(Saved data entries)
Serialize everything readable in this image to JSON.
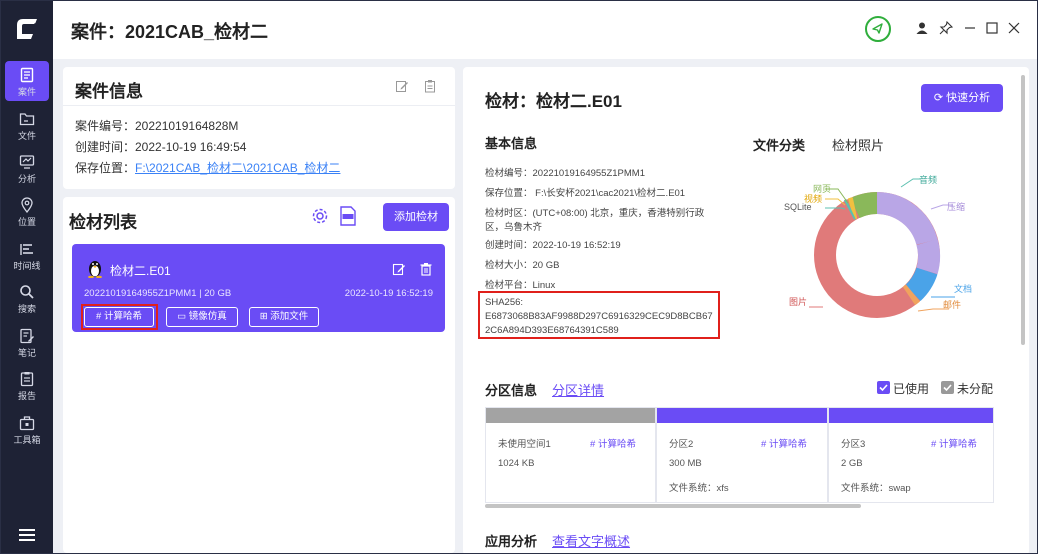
{
  "app": {
    "title": "案件：2021CAB_检材二"
  },
  "sidebar": {
    "items": [
      {
        "label": "案件"
      },
      {
        "label": "文件"
      },
      {
        "label": "分析"
      },
      {
        "label": "位置"
      },
      {
        "label": "时间线"
      },
      {
        "label": "搜索"
      },
      {
        "label": "笔记"
      },
      {
        "label": "报告"
      },
      {
        "label": "工具箱"
      }
    ]
  },
  "case_info": {
    "title": "案件信息",
    "number": "案件编号：20221019164828M",
    "created": "创建时间：2022-10-19 16:49:54",
    "location_label": "保存位置：",
    "location_value": "F:\\2021CAB_检材二\\2021CAB_检材二"
  },
  "evidence_list": {
    "title": "检材列表",
    "add_button": "添加检材",
    "item": {
      "name": "检材二.E01",
      "meta": "20221019164955Z1PMM1 | 20 GB",
      "time": "2022-10-19 16:52:19",
      "btn_hash": "计算哈希",
      "btn_mirror": "镜像仿真",
      "btn_addfile": "添加文件"
    }
  },
  "detail": {
    "title": "检材：检材二.E01",
    "quick_analysis": "快速分析",
    "basic_title": "基本信息",
    "lines": [
      "检材编号：20221019164955Z1PMM1",
      "保存位置：  F:\\长安杯2021\\cac2021\\检材二.E01",
      "检材时区：(UTC+08:00) 北京，重庆，香港特别行政",
      "区，乌鲁木齐",
      "创建时间：2022-10-19 16:52:19",
      "检材大小：20 GB",
      "检材平台：Linux"
    ],
    "sha_label": "SHA256:",
    "sha1": "E6873068B83AF9988D297C6916329CEC9D8BCB67",
    "sha2": "2C6A894D393E68764391C589",
    "tabs": {
      "file_class": "文件分类",
      "photos": "检材照片"
    },
    "legend": {
      "web": "网页",
      "video": "视频",
      "sqlite": "SQLite",
      "audio": "音频",
      "zip": "压缩",
      "doc": "文档",
      "mail": "邮件",
      "image": "图片"
    },
    "partition": {
      "title": "分区信息",
      "detail_link": "分区详情",
      "used": "已使用",
      "unallocated": "未分配",
      "cols": [
        {
          "name": "未使用空间1",
          "hash": "计算哈希",
          "size": "1024 KB",
          "fs": ""
        },
        {
          "name": "分区2",
          "hash": "计算哈希",
          "size": "300 MB",
          "fs": "文件系统：xfs"
        },
        {
          "name": "分区3",
          "hash": "计算哈希",
          "size": "2 GB",
          "fs": "文件系统：swap"
        }
      ]
    },
    "app_analysis": {
      "title": "应用分析",
      "link": "查看文字概述"
    }
  },
  "colors": {
    "accent": "#6a4cf5",
    "sidebar": "#1e2235",
    "donut": {
      "image": "#e07a7a",
      "zip": "#b9a6e6",
      "doc": "#4aa3e8",
      "mail": "#f0a35e",
      "web": "#8ab85a",
      "video": "#f0c040",
      "audio": "#5cc0b0"
    }
  }
}
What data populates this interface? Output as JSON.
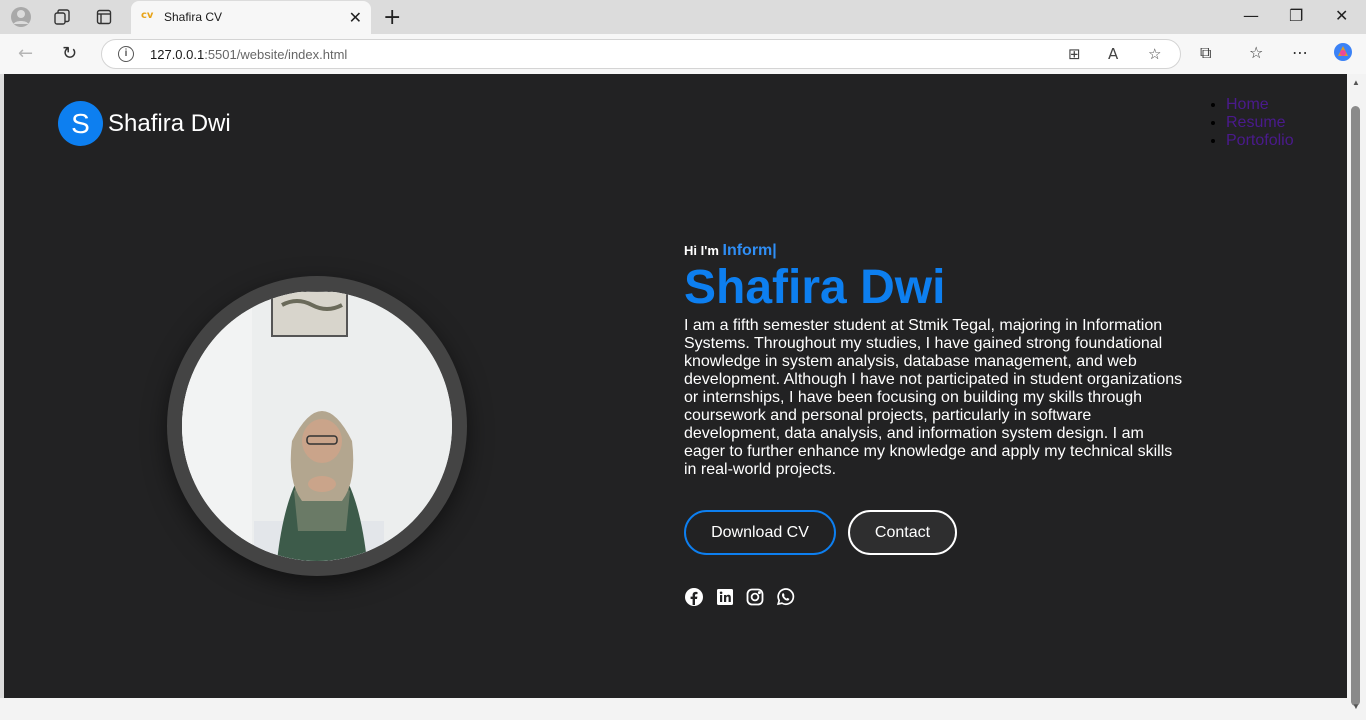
{
  "browser": {
    "tab_title": "Shafira CV",
    "tab_favicon": "cv",
    "url_host": "127.0.0.1",
    "url_rest": ":5501/website/index.html"
  },
  "site": {
    "logo_letter": "S",
    "logo_text": "Shafira Dwi",
    "menu": [
      "Home",
      "Resume",
      "Portofolio"
    ]
  },
  "hero": {
    "greeting": "Hi I'm ",
    "role_typed": "Inform|",
    "name": "Shafira Dwi",
    "bio": "I am a fifth semester student at Stmik Tegal, majoring in Information Systems. Throughout my studies, I have gained strong foundational knowledge in system analysis, database management, and web development. Although I have not participated in student organizations or internships, I have been focusing on building my skills through coursework and personal projects, particularly in software development, data analysis, and information system design. I am eager to further enhance my knowledge and apply my technical skills in real-world projects.",
    "download_label": "Download CV",
    "contact_label": "Contact",
    "socials": [
      "facebook-icon",
      "linkedin-icon",
      "instagram-icon",
      "whatsapp-icon"
    ]
  },
  "colors": {
    "accent": "#0d7ff0",
    "page_bg": "#222223",
    "link": "#4a1a8c"
  }
}
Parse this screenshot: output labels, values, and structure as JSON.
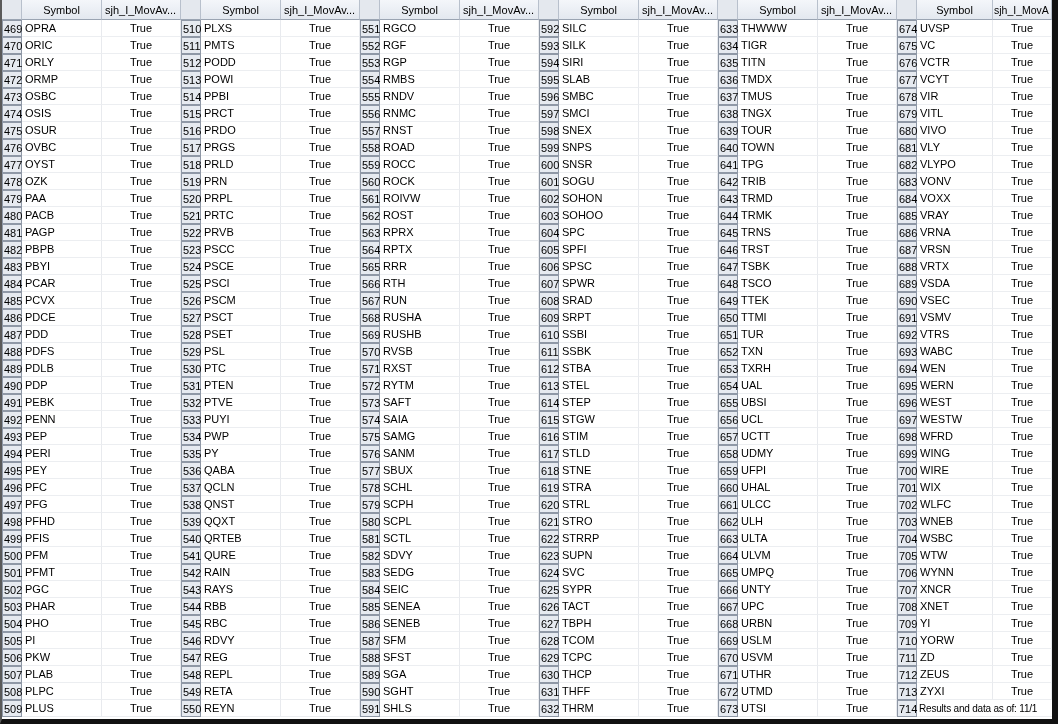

THE REQUEST:
Write the records out again in full, exactly, and skip every picture.

TASK SOLUTION:
Serialize everything readable in this image to JSON.
{
  "app": {
    "title": "案件：2021CAB_检材二"
  },
  "sidebar": {
    "items": [
      {
        "label": "案件"
      },
      {
        "label": "文件"
      },
      {
        "label": "分析"
      },
      {
        "label": "位置"
      },
      {
        "label": "时间线"
      },
      {
        "label": "搜索"
      },
      {
        "label": "笔记"
      },
      {
        "label": "报告"
      },
      {
        "label": "工具箱"
      }
    ]
  },
  "case_info": {
    "title": "案件信息",
    "number": "案件编号：20221019164828M",
    "created": "创建时间：2022-10-19 16:49:54",
    "location_label": "保存位置：",
    "location_value": "F:\\2021CAB_检材二\\2021CAB_检材二"
  },
  "evidence_list": {
    "title": "检材列表",
    "add_button": "添加检材",
    "item": {
      "name": "检材二.E01",
      "meta": "20221019164955Z1PMM1 | 20 GB",
      "time": "2022-10-19 16:52:19",
      "btn_hash": "计算哈希",
      "btn_mirror": "镜像仿真",
      "btn_addfile": "添加文件"
    }
  },
  "detail": {
    "title": "检材：检材二.E01",
    "quick_analysis": "快速分析",
    "basic_title": "基本信息",
    "lines": [
      "检材编号：20221019164955Z1PMM1",
      "保存位置：  F:\\长安杯2021\\cac2021\\检材二.E01",
      "检材时区：(UTC+08:00) 北京，重庆，香港特别行政",
      "区，乌鲁木齐",
      "创建时间：2022-10-19 16:52:19",
      "检材大小：20 GB",
      "检材平台：Linux"
    ],
    "sha_label": "SHA256:",
    "sha1": "E6873068B83AF9988D297C6916329CEC9D8BCB67",
    "sha2": "2C6A894D393E68764391C589",
    "tabs": {
      "file_class": "文件分类",
      "photos": "检材照片"
    },
    "legend": {
      "web": "网页",
      "video": "视频",
      "sqlite": "SQLite",
      "audio": "音频",
      "zip": "压缩",
      "doc": "文档",
      "mail": "邮件",
      "image": "图片"
    },
    "partition": {
      "title": "分区信息",
      "detail_link": "分区详情",
      "used": "已使用",
      "unallocated": "未分配",
      "cols": [
        {
          "name": "未使用空间1",
          "hash": "计算哈希",
          "size": "1024 KB",
          "fs": ""
        },
        {
          "name": "分区2",
          "hash": "计算哈希",
          "size": "300 MB",
          "fs": "文件系统：xfs"
        },
        {
          "name": "分区3",
          "hash": "计算哈希",
          "size": "2 GB",
          "fs": "文件系统：swap"
        }
      ]
    },
    "app_analysis": {
      "title": "应用分析",
      "link": "查看文字概述"
    }
  },
  "colors": {
    "accent": "#6a4cf5",
    "sidebar": "#1e2235",
    "donut": {
      "image": "#e07a7a",
      "zip": "#b9a6e6",
      "doc": "#4aa3e8",
      "mail": "#f0a35e",
      "web": "#8ab85a",
      "video": "#f0c040",
      "audio": "#5cc0b0"
    }
  }
}
What data populates this interface? Output as JSON.
{
  "browser": {
    "tab_title": "Shafira CV",
    "tab_favicon": "cv",
    "url_host": "127.0.0.1",
    "url_rest": ":5501/website/index.html"
  },
  "site": {
    "logo_letter": "S",
    "logo_text": "Shafira Dwi",
    "menu": [
      "Home",
      "Resume",
      "Portofolio"
    ]
  },
  "hero": {
    "greeting": "Hi I'm ",
    "role_typed": "Inform|",
    "name": "Shafira Dwi",
    "bio": "I am a fifth semester student at Stmik Tegal, majoring in Information Systems. Throughout my studies, I have gained strong foundational knowledge in system analysis, database management, and web development. Although I have not participated in student organizations or internships, I have been focusing on building my skills through coursework and personal projects, particularly in software development, data analysis, and information system design. I am eager to further enhance my knowledge and apply my technical skills in real-world projects.",
    "download_label": "Download CV",
    "contact_label": "Contact",
    "socials": [
      "facebook-icon",
      "linkedin-icon",
      "instagram-icon",
      "whatsapp-icon"
    ]
  },
  "colors": {
    "accent": "#0d7ff0",
    "page_bg": "#222223",
    "link": "#4a1a8c"
  }
}
Parse this screenshot: output labels, values, and structure as JSON.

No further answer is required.